## INFORMATION SUPPLIED
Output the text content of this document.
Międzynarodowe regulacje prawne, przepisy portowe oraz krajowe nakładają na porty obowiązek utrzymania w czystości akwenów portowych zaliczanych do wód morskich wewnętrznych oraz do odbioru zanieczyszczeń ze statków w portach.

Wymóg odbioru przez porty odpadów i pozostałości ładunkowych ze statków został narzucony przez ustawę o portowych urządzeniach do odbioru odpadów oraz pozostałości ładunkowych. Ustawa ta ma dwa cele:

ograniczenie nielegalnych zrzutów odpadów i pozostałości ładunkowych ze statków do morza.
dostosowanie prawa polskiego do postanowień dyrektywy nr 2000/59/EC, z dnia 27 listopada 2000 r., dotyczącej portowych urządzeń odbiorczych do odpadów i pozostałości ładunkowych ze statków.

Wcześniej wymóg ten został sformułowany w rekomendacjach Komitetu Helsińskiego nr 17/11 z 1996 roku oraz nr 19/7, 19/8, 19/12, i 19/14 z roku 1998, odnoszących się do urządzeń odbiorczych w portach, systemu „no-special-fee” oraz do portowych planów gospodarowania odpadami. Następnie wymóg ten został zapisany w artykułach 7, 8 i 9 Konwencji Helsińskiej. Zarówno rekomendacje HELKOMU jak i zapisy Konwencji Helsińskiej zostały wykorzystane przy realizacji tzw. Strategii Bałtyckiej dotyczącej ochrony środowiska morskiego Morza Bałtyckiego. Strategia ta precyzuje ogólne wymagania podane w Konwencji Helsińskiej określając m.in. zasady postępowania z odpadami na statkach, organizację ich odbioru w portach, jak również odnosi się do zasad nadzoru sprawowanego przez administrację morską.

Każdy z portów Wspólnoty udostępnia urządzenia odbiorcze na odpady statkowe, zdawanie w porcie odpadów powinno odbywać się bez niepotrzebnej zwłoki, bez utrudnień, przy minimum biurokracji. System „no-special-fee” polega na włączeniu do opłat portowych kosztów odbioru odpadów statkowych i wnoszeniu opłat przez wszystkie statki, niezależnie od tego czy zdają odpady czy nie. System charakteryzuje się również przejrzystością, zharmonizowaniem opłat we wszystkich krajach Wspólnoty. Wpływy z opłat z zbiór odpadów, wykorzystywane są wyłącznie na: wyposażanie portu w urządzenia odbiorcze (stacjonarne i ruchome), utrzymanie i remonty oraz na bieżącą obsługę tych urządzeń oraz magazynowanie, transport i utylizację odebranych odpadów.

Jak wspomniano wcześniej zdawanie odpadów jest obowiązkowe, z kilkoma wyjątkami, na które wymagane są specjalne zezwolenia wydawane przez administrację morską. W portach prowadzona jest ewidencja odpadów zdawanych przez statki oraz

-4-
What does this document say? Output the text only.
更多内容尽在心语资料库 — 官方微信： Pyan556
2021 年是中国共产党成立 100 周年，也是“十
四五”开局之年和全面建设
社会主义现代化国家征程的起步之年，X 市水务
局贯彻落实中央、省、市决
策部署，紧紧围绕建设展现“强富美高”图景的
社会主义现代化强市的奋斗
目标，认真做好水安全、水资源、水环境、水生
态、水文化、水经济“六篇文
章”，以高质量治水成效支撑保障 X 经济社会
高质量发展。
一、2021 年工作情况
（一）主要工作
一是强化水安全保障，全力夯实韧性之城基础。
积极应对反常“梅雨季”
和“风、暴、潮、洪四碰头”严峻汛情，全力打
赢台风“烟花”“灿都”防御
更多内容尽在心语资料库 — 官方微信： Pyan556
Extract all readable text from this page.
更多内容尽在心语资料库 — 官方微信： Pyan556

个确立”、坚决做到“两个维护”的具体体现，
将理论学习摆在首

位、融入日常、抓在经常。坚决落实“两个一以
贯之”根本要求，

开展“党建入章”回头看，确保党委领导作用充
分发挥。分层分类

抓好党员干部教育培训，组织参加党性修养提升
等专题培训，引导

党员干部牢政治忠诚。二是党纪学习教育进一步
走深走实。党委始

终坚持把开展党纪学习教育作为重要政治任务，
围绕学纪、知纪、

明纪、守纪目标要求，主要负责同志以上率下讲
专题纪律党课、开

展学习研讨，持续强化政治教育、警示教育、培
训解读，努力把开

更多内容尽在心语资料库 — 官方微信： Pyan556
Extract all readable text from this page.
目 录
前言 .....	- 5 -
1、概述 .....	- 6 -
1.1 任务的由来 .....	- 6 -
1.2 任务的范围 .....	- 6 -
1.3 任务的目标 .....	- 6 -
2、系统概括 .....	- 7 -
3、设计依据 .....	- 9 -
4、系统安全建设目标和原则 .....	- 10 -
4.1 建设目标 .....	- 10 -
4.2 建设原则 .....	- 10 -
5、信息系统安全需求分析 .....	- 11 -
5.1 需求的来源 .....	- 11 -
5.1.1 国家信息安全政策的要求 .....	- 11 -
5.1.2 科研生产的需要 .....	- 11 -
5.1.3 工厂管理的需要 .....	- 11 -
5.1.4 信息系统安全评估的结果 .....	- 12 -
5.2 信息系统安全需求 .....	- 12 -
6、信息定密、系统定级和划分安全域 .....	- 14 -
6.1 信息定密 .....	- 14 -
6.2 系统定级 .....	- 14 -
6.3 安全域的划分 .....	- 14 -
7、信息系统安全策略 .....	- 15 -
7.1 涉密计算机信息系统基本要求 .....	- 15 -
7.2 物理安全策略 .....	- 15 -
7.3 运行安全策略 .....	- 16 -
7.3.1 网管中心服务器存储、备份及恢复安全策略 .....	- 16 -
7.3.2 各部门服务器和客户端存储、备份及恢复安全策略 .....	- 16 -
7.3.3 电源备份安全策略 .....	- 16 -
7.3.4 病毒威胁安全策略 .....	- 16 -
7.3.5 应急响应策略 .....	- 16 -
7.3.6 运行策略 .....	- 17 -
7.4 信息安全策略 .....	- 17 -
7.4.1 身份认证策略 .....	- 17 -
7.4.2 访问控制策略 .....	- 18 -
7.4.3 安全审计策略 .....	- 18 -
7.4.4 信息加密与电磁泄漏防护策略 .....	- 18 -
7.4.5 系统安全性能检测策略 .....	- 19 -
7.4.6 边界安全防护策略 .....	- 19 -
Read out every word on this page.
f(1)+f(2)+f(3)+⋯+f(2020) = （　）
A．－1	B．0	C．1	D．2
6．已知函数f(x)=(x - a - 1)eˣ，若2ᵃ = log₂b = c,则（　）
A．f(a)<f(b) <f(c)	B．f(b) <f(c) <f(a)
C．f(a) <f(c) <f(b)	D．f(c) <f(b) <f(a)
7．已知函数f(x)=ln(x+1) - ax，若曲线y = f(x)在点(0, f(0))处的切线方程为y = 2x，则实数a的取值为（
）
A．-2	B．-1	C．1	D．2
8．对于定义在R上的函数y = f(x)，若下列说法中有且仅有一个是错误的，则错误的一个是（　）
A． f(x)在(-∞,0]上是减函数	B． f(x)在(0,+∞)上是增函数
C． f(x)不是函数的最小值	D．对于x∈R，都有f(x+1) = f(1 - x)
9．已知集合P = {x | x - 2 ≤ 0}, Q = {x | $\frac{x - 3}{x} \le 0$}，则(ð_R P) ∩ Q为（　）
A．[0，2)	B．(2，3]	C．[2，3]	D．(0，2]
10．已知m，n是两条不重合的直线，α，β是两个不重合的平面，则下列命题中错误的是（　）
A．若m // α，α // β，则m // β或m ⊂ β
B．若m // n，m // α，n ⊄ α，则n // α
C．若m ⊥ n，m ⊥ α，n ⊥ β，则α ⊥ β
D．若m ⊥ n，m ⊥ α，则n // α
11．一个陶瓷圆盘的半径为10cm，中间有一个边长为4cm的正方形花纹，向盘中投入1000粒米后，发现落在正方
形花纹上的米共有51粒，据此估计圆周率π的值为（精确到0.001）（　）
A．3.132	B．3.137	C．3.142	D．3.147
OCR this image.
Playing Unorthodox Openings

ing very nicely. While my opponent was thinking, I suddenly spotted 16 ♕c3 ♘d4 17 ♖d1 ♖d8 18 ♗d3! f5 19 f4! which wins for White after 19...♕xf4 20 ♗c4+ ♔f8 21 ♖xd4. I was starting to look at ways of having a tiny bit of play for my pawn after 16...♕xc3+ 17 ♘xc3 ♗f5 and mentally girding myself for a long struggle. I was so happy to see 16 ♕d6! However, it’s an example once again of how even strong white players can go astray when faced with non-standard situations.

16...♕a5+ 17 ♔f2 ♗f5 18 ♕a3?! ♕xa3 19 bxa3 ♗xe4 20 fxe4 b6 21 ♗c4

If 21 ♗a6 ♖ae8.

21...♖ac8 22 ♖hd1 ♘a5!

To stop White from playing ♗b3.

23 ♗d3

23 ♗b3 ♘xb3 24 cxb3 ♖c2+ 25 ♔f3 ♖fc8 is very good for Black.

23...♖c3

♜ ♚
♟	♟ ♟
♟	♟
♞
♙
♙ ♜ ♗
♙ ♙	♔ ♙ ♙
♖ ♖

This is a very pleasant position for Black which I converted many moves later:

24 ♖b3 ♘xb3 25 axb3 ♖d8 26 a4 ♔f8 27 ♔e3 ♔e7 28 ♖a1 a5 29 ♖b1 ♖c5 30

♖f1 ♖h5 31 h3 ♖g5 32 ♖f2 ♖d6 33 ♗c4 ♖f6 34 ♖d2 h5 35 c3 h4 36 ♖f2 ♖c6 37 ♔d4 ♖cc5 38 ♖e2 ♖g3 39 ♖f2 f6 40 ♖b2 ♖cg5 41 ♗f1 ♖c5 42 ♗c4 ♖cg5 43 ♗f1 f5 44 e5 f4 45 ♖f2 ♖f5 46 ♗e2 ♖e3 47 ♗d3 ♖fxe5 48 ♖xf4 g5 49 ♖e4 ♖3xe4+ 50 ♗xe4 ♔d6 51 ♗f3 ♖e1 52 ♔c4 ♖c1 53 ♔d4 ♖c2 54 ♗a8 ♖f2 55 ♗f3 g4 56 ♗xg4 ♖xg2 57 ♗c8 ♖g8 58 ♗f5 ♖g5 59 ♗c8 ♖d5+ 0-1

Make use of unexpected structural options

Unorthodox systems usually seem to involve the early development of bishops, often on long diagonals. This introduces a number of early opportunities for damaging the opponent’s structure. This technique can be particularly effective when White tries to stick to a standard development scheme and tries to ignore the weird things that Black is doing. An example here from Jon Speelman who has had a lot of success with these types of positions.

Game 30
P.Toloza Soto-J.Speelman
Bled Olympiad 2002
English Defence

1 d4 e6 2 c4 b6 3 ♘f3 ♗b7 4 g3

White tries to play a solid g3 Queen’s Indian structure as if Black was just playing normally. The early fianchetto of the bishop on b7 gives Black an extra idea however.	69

## PROMPT
Copy each line of the listing that contains the string "portach".

## RESULT
Międzynarodowe regulacje prawne, przepisy portowe oraz krajowe nakładają na porty obowiązek utrzymania w czystości akwenów portowych zaliczanych do wód morskich wewnętrznych oraz do odbioru zanieczyszczeń ze statków w portach.
Wcześniej wymóg ten został sformułowany w rekomendacjach Komitetu Helsińskiego nr 17/11 z 1996 roku oraz nr 19/7, 19/8, 19/12, i 19/14 z roku 1998, odnoszących się do urządzeń odbiorczych w portach, systemu „no-special-fee” oraz do portowych planów gospodarowania odpadami. Następnie wymóg ten został zapisany w artykułach 7, 8 i 9 Konwencji Helsińskiej. Zarówno rekomendacje HELKOMU jak i zapisy Konwencji Helsińskiej zostały wykorzystane przy realizacji tzw. Strategii Bałtyckiej dotyczącej ochrony środowiska morskiego Morza Bałtyckiego. Strategia ta precyzuje ogólne wymagania podane w Konwencji Helsińskiej określając m.in. zasady postępowania z odpadami na statkach, organizację ich odbioru w portach, jak również odnosi się do zasad nadzoru sprawowanego przez administrację morską.
Jak wspomniano wcześniej zdawanie odpadów jest obowiązkowe, z kilkoma wyjątkami, na które wymagane są specjalne zezwolenia wydawane przez administrację morską. W portach prowadzona jest ewidencja odpadów zdawanych przez statki oraz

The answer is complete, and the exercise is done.